[start Input data]

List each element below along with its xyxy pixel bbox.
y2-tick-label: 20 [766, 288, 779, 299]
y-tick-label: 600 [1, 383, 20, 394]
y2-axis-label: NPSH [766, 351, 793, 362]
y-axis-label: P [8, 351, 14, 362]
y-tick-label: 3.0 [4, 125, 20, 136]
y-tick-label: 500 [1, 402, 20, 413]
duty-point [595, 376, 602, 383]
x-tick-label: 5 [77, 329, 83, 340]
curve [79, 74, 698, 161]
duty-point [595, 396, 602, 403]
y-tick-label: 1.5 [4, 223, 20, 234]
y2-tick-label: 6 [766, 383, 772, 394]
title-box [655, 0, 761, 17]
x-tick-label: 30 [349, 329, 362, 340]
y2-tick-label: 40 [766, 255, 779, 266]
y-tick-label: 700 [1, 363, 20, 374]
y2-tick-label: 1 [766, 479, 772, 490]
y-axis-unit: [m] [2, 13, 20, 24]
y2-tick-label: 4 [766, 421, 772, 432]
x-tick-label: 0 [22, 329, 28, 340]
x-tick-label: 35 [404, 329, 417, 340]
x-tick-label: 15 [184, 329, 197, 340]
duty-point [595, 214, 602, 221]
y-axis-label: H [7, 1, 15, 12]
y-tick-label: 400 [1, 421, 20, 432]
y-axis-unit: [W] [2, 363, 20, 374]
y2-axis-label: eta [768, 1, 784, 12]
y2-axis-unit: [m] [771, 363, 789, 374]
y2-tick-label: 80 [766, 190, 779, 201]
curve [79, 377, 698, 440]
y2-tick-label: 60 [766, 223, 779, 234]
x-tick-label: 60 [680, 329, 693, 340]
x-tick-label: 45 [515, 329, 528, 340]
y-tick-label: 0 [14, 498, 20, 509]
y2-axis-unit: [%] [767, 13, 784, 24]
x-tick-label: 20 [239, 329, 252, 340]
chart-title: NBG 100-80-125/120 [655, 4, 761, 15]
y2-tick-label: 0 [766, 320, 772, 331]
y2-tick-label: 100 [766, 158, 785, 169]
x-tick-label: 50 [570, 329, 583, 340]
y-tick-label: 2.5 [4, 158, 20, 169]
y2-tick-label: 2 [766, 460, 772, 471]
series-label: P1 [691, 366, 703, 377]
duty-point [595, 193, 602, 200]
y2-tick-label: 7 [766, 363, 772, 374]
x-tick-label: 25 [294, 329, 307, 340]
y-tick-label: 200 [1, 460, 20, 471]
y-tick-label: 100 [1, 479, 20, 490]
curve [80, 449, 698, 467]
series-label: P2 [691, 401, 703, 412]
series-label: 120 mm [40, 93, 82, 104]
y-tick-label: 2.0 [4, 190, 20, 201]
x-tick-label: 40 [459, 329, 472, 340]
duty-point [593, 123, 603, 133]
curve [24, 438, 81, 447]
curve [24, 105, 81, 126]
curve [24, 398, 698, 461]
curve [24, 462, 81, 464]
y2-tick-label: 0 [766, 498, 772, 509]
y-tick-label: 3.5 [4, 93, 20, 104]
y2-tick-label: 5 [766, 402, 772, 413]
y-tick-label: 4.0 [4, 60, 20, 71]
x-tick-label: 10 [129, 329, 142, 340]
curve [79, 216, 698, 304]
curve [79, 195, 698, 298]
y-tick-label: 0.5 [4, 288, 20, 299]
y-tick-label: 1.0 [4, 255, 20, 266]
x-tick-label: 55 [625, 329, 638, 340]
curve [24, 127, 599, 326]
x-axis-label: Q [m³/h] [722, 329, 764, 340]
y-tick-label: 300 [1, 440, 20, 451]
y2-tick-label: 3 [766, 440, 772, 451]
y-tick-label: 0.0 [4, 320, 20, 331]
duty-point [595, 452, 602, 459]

[end Input data]

» Stated problem
Rewrite the lines from the first one through the line containing "curve [79, 74, 698, 161]", changing every "y-tick-label" to "left-axis-tick" and leaving everything else as it is.

» Solution for this task
List each element below along with its xyxy pixel bbox.
y2-tick-label: 20 [766, 288, 779, 299]
left-axis-tick: 600 [1, 383, 20, 394]
y2-axis-label: NPSH [766, 351, 793, 362]
y-axis-label: P [8, 351, 14, 362]
left-axis-tick: 3.0 [4, 125, 20, 136]
left-axis-tick: 500 [1, 402, 20, 413]
duty-point [595, 376, 602, 383]
x-tick-label: 5 [77, 329, 83, 340]
curve [79, 74, 698, 161]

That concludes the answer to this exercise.